### [Directive]
Find the lines that contain the word "授课目标" and copy each one.

### [Dataset extract]
— Begin —

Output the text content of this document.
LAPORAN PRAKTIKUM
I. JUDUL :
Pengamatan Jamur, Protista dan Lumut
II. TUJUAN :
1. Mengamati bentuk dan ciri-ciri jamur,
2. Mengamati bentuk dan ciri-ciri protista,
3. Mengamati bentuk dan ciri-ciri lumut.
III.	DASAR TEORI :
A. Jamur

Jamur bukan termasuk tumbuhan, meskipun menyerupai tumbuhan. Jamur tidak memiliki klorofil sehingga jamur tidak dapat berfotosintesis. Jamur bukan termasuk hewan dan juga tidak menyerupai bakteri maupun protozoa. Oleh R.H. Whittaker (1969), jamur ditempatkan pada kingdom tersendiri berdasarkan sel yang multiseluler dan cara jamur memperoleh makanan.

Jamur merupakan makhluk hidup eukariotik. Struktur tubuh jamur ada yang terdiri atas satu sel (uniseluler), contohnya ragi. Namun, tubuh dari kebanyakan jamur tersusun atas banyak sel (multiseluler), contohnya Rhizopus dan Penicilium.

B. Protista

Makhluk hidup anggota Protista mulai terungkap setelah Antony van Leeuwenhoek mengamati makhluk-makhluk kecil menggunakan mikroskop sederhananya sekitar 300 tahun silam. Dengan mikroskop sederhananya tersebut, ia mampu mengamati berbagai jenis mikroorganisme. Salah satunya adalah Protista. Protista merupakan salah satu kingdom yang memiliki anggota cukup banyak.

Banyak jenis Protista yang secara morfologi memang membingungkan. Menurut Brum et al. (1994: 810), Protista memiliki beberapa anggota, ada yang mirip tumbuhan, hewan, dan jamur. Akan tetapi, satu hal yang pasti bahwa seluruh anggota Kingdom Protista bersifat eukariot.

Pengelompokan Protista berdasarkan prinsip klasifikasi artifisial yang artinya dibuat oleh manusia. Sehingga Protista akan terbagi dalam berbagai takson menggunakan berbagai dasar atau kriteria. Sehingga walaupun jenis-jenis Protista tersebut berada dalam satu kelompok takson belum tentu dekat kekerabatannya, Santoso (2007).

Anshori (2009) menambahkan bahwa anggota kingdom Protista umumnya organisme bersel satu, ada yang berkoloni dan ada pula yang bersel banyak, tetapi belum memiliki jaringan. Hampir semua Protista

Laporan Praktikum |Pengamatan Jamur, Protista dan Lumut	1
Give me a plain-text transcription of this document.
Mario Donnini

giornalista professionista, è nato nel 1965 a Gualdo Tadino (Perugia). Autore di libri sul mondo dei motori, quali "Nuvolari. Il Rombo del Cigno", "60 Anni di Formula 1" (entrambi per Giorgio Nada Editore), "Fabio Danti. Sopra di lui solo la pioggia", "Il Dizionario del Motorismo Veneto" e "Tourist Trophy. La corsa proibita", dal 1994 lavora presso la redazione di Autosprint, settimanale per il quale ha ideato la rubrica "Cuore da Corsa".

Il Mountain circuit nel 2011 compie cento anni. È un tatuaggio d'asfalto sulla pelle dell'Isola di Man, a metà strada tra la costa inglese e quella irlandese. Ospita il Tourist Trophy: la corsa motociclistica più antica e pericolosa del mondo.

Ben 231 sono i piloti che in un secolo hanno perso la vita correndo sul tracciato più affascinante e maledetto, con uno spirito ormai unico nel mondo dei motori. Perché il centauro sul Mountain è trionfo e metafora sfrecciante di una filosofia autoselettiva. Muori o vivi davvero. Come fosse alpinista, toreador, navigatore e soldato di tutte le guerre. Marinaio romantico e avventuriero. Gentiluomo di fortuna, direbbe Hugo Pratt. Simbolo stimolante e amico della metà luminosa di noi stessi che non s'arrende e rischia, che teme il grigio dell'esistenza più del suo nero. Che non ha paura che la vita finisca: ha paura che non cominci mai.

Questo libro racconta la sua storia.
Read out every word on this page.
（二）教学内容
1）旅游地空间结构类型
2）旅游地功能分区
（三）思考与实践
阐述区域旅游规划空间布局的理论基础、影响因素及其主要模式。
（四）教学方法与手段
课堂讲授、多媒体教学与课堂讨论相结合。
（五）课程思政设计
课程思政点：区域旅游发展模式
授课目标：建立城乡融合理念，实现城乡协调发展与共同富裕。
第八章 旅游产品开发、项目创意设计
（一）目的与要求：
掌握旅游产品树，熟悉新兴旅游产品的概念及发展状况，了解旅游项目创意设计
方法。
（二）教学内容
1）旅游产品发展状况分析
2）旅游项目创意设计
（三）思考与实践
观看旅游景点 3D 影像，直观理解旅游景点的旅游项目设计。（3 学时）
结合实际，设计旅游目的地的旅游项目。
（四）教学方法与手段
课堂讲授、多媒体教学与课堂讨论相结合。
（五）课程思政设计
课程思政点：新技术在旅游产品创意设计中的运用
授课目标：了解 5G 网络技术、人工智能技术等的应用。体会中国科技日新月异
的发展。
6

— End —

### [Task output]
授课目标：建立城乡融合理念，实现城乡协调发展与共同富裕。
授课目标：了解 5G 网络技术、人工智能技术等的应用。体会中国科技日新月异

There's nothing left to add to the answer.